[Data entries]
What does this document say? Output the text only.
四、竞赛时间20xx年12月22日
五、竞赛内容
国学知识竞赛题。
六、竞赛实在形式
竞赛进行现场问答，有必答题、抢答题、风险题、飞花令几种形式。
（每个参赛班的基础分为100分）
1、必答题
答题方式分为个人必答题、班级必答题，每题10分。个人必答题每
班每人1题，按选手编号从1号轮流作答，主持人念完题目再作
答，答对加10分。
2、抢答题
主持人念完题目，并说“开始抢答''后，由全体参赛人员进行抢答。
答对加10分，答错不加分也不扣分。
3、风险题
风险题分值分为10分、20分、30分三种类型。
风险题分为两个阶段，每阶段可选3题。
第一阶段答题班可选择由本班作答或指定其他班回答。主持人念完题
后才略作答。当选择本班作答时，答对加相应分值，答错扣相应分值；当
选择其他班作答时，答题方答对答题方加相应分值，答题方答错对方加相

- _JOB_:
Transcribe the full listing above without leaving anything out.

- _EXPECTED ANSWER_:
What does this document say? Output the text only.
四、竞赛时间20xx年12月22日
五、竞赛内容
国学知识竞赛题。
六、竞赛实在形式
竞赛进行现场问答，有必答题、抢答题、风险题、飞花令几种形式。
（每个参赛班的基础分为100分）
1、必答题
答题方式分为个人必答题、班级必答题，每题10分。个人必答题每
班每人1题，按选手编号从1号轮流作答，主持人念完题目再作
答，答对加10分。
2、抢答题
主持人念完题目，并说“开始抢答''后，由全体参赛人员进行抢答。
答对加10分，答错不加分也不扣分。
3、风险题
风险题分值分为10分、20分、30分三种类型。
风险题分为两个阶段，每阶段可选3题。
第一阶段答题班可选择由本班作答或指定其他班回答。主持人念完题
后才略作答。当选择本班作答时，答对加相应分值，答错扣相应分值；当
选择其他班作答时，答题方答对答题方加相应分值，答题方答错对方加相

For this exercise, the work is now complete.